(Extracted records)
'''

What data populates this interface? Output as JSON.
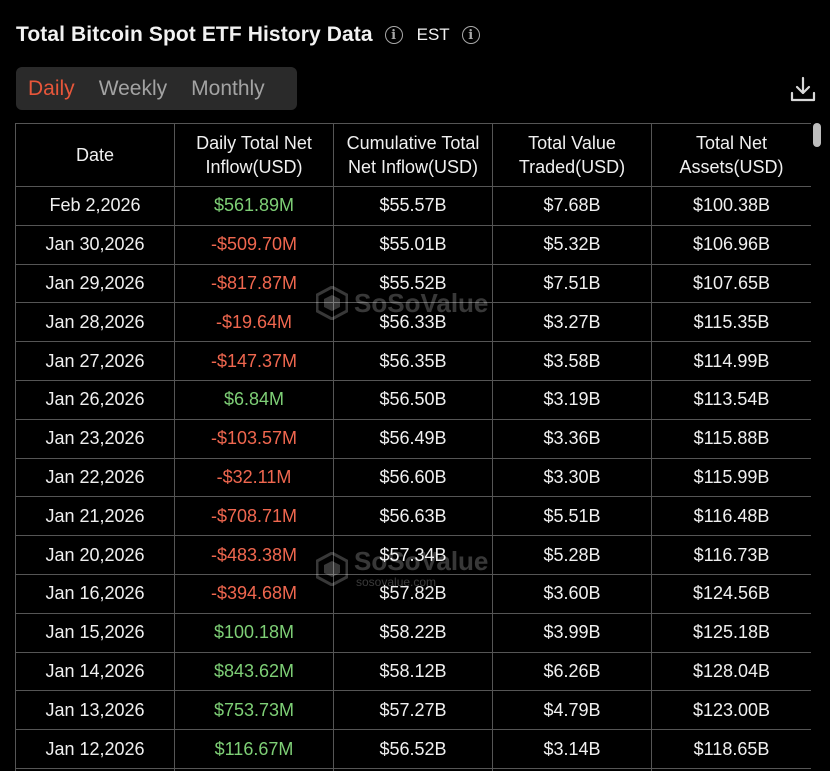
{
  "header": {
    "title": "Total Bitcoin Spot ETF History Data",
    "timezone": "EST"
  },
  "tabs": [
    {
      "label": "Daily",
      "active": true
    },
    {
      "label": "Weekly",
      "active": false
    },
    {
      "label": "Monthly",
      "active": false
    }
  ],
  "table": {
    "columns": [
      "Date",
      "Daily Total Net Inflow(USD)",
      "Cumulative Total Net Inflow(USD)",
      "Total Value Traded(USD)",
      "Total Net Assets(USD)"
    ],
    "rows": [
      {
        "date": "Feb 2,2026",
        "inflow": "$561.89M",
        "cumulative": "$55.57B",
        "traded": "$7.68B",
        "assets": "$100.38B",
        "sign": "pos"
      },
      {
        "date": "Jan 30,2026",
        "inflow": "-$509.70M",
        "cumulative": "$55.01B",
        "traded": "$5.32B",
        "assets": "$106.96B",
        "sign": "neg"
      },
      {
        "date": "Jan 29,2026",
        "inflow": "-$817.87M",
        "cumulative": "$55.52B",
        "traded": "$7.51B",
        "assets": "$107.65B",
        "sign": "neg"
      },
      {
        "date": "Jan 28,2026",
        "inflow": "-$19.64M",
        "cumulative": "$56.33B",
        "traded": "$3.27B",
        "assets": "$115.35B",
        "sign": "neg"
      },
      {
        "date": "Jan 27,2026",
        "inflow": "-$147.37M",
        "cumulative": "$56.35B",
        "traded": "$3.58B",
        "assets": "$114.99B",
        "sign": "neg"
      },
      {
        "date": "Jan 26,2026",
        "inflow": "$6.84M",
        "cumulative": "$56.50B",
        "traded": "$3.19B",
        "assets": "$113.54B",
        "sign": "pos"
      },
      {
        "date": "Jan 23,2026",
        "inflow": "-$103.57M",
        "cumulative": "$56.49B",
        "traded": "$3.36B",
        "assets": "$115.88B",
        "sign": "neg"
      },
      {
        "date": "Jan 22,2026",
        "inflow": "-$32.11M",
        "cumulative": "$56.60B",
        "traded": "$3.30B",
        "assets": "$115.99B",
        "sign": "neg"
      },
      {
        "date": "Jan 21,2026",
        "inflow": "-$708.71M",
        "cumulative": "$56.63B",
        "traded": "$5.51B",
        "assets": "$116.48B",
        "sign": "neg"
      },
      {
        "date": "Jan 20,2026",
        "inflow": "-$483.38M",
        "cumulative": "$57.34B",
        "traded": "$5.28B",
        "assets": "$116.73B",
        "sign": "neg"
      },
      {
        "date": "Jan 16,2026",
        "inflow": "-$394.68M",
        "cumulative": "$57.82B",
        "traded": "$3.60B",
        "assets": "$124.56B",
        "sign": "neg"
      },
      {
        "date": "Jan 15,2026",
        "inflow": "$100.18M",
        "cumulative": "$58.22B",
        "traded": "$3.99B",
        "assets": "$125.18B",
        "sign": "pos"
      },
      {
        "date": "Jan 14,2026",
        "inflow": "$843.62M",
        "cumulative": "$58.12B",
        "traded": "$6.26B",
        "assets": "$128.04B",
        "sign": "pos"
      },
      {
        "date": "Jan 13,2026",
        "inflow": "$753.73M",
        "cumulative": "$57.27B",
        "traded": "$4.79B",
        "assets": "$123.00B",
        "sign": "pos"
      },
      {
        "date": "Jan 12,2026",
        "inflow": "$116.67M",
        "cumulative": "$56.52B",
        "traded": "$3.14B",
        "assets": "$118.65B",
        "sign": "pos"
      },
      {
        "date": "",
        "inflow": "",
        "cumulative": "",
        "traded": "",
        "assets": "",
        "sign": "pos"
      }
    ]
  },
  "watermark": {
    "brand": "SoSoValue",
    "site": "sosovalue.com"
  },
  "icons": {
    "info": "info-icon",
    "download": "download-icon"
  },
  "colors": {
    "positive": "#7ecf76",
    "negative": "#f0674f",
    "active_tab": "#e8563a"
  }
}
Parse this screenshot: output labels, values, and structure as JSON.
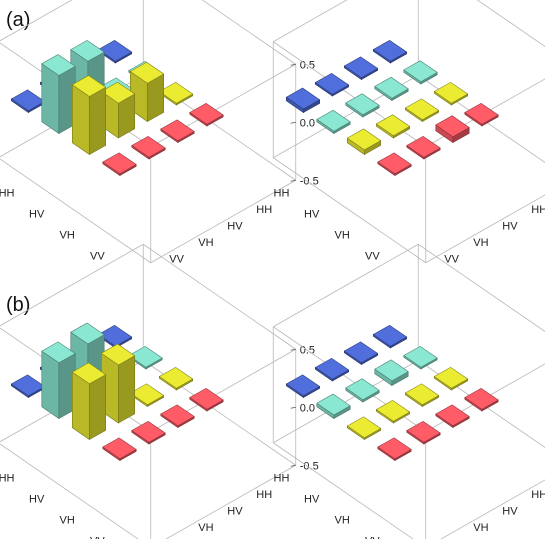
{
  "panel_labels": [
    "(a)",
    "(b)"
  ],
  "colors": {
    "HH": "#4a66cc",
    "HV": "#7fd6c2",
    "VH": "#dada2e",
    "VV": "#ef5560",
    "frame": "#b8b8b8",
    "background": "#ffffff"
  },
  "chart_data": [
    {
      "type": "bar3d",
      "panel": "(a)",
      "position": "left",
      "row_labels": [
        "HH",
        "HV",
        "VH",
        "VV"
      ],
      "col_labels": [
        "HH",
        "HV",
        "VH",
        "VV"
      ],
      "zlim": [
        -0.5,
        0.5
      ],
      "z_ticks": [
        "0.5",
        "0.0",
        "-0.5"
      ],
      "values": [
        [
          0.0,
          0.5,
          0.5,
          0.0
        ],
        [
          0.0,
          0.48,
          0.3,
          0.0
        ],
        [
          0.0,
          0.0,
          0.33,
          0.0
        ],
        [
          0.0,
          0.0,
          0.0,
          0.0
        ]
      ]
    },
    {
      "type": "bar3d",
      "panel": "(a)",
      "position": "right",
      "row_labels": [
        "HH",
        "HV",
        "VH",
        "VV"
      ],
      "col_labels": [
        "HH",
        "HV",
        "VH",
        "VV"
      ],
      "zlim": [
        -0.5,
        0.5
      ],
      "z_ticks": [
        "0.5",
        "0.0",
        "-0.5"
      ],
      "values": [
        [
          0.03,
          0.02,
          0.04,
          0.0
        ],
        [
          0.0,
          0.02,
          0.02,
          0.0
        ],
        [
          0.0,
          0.02,
          0.0,
          0.05
        ],
        [
          0.0,
          0.02,
          0.0,
          0.0
        ]
      ]
    },
    {
      "type": "bar3d",
      "panel": "(b)",
      "position": "left",
      "row_labels": [
        "HH",
        "HV",
        "VH",
        "VV"
      ],
      "col_labels": [
        "HH",
        "HV",
        "VH",
        "VV"
      ],
      "zlim": [
        -0.5,
        0.5
      ],
      "z_ticks": [
        "0.5",
        "0.0",
        "-0.5"
      ],
      "values": [
        [
          0.0,
          0.48,
          0.48,
          0.0
        ],
        [
          0.0,
          0.5,
          0.5,
          0.0
        ],
        [
          0.0,
          0.0,
          0.0,
          0.0
        ],
        [
          0.0,
          0.0,
          0.0,
          0.0
        ]
      ]
    },
    {
      "type": "bar3d",
      "panel": "(b)",
      "position": "right",
      "row_labels": [
        "HH",
        "HV",
        "VH",
        "VV"
      ],
      "col_labels": [
        "HH",
        "HV",
        "VH",
        "VV"
      ],
      "zlim": [
        -0.5,
        0.5
      ],
      "z_ticks": [
        "0.5",
        "0.0",
        "-0.5"
      ],
      "values": [
        [
          0.0,
          0.03,
          0.0,
          0.0
        ],
        [
          0.0,
          0.02,
          0.0,
          0.0
        ],
        [
          0.0,
          0.04,
          0.0,
          0.0
        ],
        [
          0.0,
          0.0,
          0.0,
          0.0
        ]
      ]
    }
  ]
}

'''

[TASK PROMPT]
Write out the full listing verbatim, excluding its pictures.

[COMPLETED EXERCISE]
What data populates this interface? Output as JSON.
{
  "header": {
    "title": "Total Bitcoin Spot ETF History Data",
    "timezone": "EST"
  },
  "tabs": [
    {
      "label": "Daily",
      "active": true
    },
    {
      "label": "Weekly",
      "active": false
    },
    {
      "label": "Monthly",
      "active": false
    }
  ],
  "table": {
    "columns": [
      "Date",
      "Daily Total Net Inflow(USD)",
      "Cumulative Total Net Inflow(USD)",
      "Total Value Traded(USD)",
      "Total Net Assets(USD)"
    ],
    "rows": [
      {
        "date": "Feb 2,2026",
        "inflow": "$561.89M",
        "cumulative": "$55.57B",
        "traded": "$7.68B",
        "assets": "$100.38B",
        "sign": "pos"
      },
      {
        "date": "Jan 30,2026",
        "inflow": "-$509.70M",
        "cumulative": "$55.01B",
        "traded": "$5.32B",
        "assets": "$106.96B",
        "sign": "neg"
      },
      {
        "date": "Jan 29,2026",
        "inflow": "-$817.87M",
        "cumulative": "$55.52B",
        "traded": "$7.51B",
        "assets": "$107.65B",
        "sign": "neg"
      },
      {
        "date": "Jan 28,2026",
        "inflow": "-$19.64M",
        "cumulative": "$56.33B",
        "traded": "$3.27B",
        "assets": "$115.35B",
        "sign": "neg"
      },
      {
        "date": "Jan 27,2026",
        "inflow": "-$147.37M",
        "cumulative": "$56.35B",
        "traded": "$3.58B",
        "assets": "$114.99B",
        "sign": "neg"
      },
      {
        "date": "Jan 26,2026",
        "inflow": "$6.84M",
        "cumulative": "$56.50B",
        "traded": "$3.19B",
        "assets": "$113.54B",
        "sign": "pos"
      },
      {
        "date": "Jan 23,2026",
        "inflow": "-$103.57M",
        "cumulative": "$56.49B",
        "traded": "$3.36B",
        "assets": "$115.88B",
        "sign": "neg"
      },
      {
        "date": "Jan 22,2026",
        "inflow": "-$32.11M",
        "cumulative": "$56.60B",
        "traded": "$3.30B",
        "assets": "$115.99B",
        "sign": "neg"
      },
      {
        "date": "Jan 21,2026",
        "inflow": "-$708.71M",
        "cumulative": "$56.63B",
        "traded": "$5.51B",
        "assets": "$116.48B",
        "sign": "neg"
      },
      {
        "date": "Jan 20,2026",
        "inflow": "-$483.38M",
        "cumulative": "$57.34B",
        "traded": "$5.28B",
        "assets": "$116.73B",
        "sign": "neg"
      },
      {
        "date": "Jan 16,2026",
        "inflow": "-$394.68M",
        "cumulative": "$57.82B",
        "traded": "$3.60B",
        "assets": "$124.56B",
        "sign": "neg"
      },
      {
        "date": "Jan 15,2026",
        "inflow": "$100.18M",
        "cumulative": "$58.22B",
        "traded": "$3.99B",
        "assets": "$125.18B",
        "sign": "pos"
      },
      {
        "date": "Jan 14,2026",
        "inflow": "$843.62M",
        "cumulative": "$58.12B",
        "traded": "$6.26B",
        "assets": "$128.04B",
        "sign": "pos"
      },
      {
        "date": "Jan 13,2026",
        "inflow": "$753.73M",
        "cumulative": "$57.27B",
        "traded": "$4.79B",
        "assets": "$123.00B",
        "sign": "pos"
      },
      {
        "date": "Jan 12,2026",
        "inflow": "$116.67M",
        "cumulative": "$56.52B",
        "traded": "$3.14B",
        "assets": "$118.65B",
        "sign": "pos"
      },
      {
        "date": "",
        "inflow": "",
        "cumulative": "",
        "traded": "",
        "assets": "",
        "sign": "pos"
      }
    ]
  },
  "watermark": {
    "brand": "SoSoValue",
    "site": "sosovalue.com"
  },
  "icons": {
    "info": "info-icon",
    "download": "download-icon"
  },
  "colors": {
    "positive": "#7ecf76",
    "negative": "#f0674f",
    "active_tab": "#e8563a"
  }
}
Parse this screenshot: output labels, values, and structure as JSON.
{
  "panel_labels": [
    "(a)",
    "(b)"
  ],
  "colors": {
    "HH": "#4a66cc",
    "HV": "#7fd6c2",
    "VH": "#dada2e",
    "VV": "#ef5560",
    "frame": "#b8b8b8",
    "background": "#ffffff"
  },
  "chart_data": [
    {
      "type": "bar3d",
      "panel": "(a)",
      "position": "left",
      "row_labels": [
        "HH",
        "HV",
        "VH",
        "VV"
      ],
      "col_labels": [
        "HH",
        "HV",
        "VH",
        "VV"
      ],
      "zlim": [
        -0.5,
        0.5
      ],
      "z_ticks": [
        "0.5",
        "0.0",
        "-0.5"
      ],
      "values": [
        [
          0.0,
          0.5,
          0.5,
          0.0
        ],
        [
          0.0,
          0.48,
          0.3,
          0.0
        ],
        [
          0.0,
          0.0,
          0.33,
          0.0
        ],
        [
          0.0,
          0.0,
          0.0,
          0.0
        ]
      ]
    },
    {
      "type": "bar3d",
      "panel": "(a)",
      "position": "right",
      "row_labels": [
        "HH",
        "HV",
        "VH",
        "VV"
      ],
      "col_labels": [
        "HH",
        "HV",
        "VH",
        "VV"
      ],
      "zlim": [
        -0.5,
        0.5
      ],
      "z_ticks": [
        "0.5",
        "0.0",
        "-0.5"
      ],
      "values": [
        [
          0.03,
          0.02,
          0.04,
          0.0
        ],
        [
          0.0,
          0.02,
          0.02,
          0.0
        ],
        [
          0.0,
          0.02,
          0.0,
          0.05
        ],
        [
          0.0,
          0.02,
          0.0,
          0.0
        ]
      ]
    },
    {
      "type": "bar3d",
      "panel": "(b)",
      "position": "left",
      "row_labels": [
        "HH",
        "HV",
        "VH",
        "VV"
      ],
      "col_labels": [
        "HH",
        "HV",
        "VH",
        "VV"
      ],
      "zlim": [
        -0.5,
        0.5
      ],
      "z_ticks": [
        "0.5",
        "0.0",
        "-0.5"
      ],
      "values": [
        [
          0.0,
          0.48,
          0.48,
          0.0
        ],
        [
          0.0,
          0.5,
          0.5,
          0.0
        ],
        [
          0.0,
          0.0,
          0.0,
          0.0
        ],
        [
          0.0,
          0.0,
          0.0,
          0.0
        ]
      ]
    },
    {
      "type": "bar3d",
      "panel": "(b)",
      "position": "right",
      "row_labels": [
        "HH",
        "HV",
        "VH",
        "VV"
      ],
      "col_labels": [
        "HH",
        "HV",
        "VH",
        "VV"
      ],
      "zlim": [
        -0.5,
        0.5
      ],
      "z_ticks": [
        "0.5",
        "0.0",
        "-0.5"
      ],
      "values": [
        [
          0.0,
          0.03,
          0.0,
          0.0
        ],
        [
          0.0,
          0.02,
          0.0,
          0.0
        ],
        [
          0.0,
          0.04,
          0.0,
          0.0
        ],
        [
          0.0,
          0.0,
          0.0,
          0.0
        ]
      ]
    }
  ]
}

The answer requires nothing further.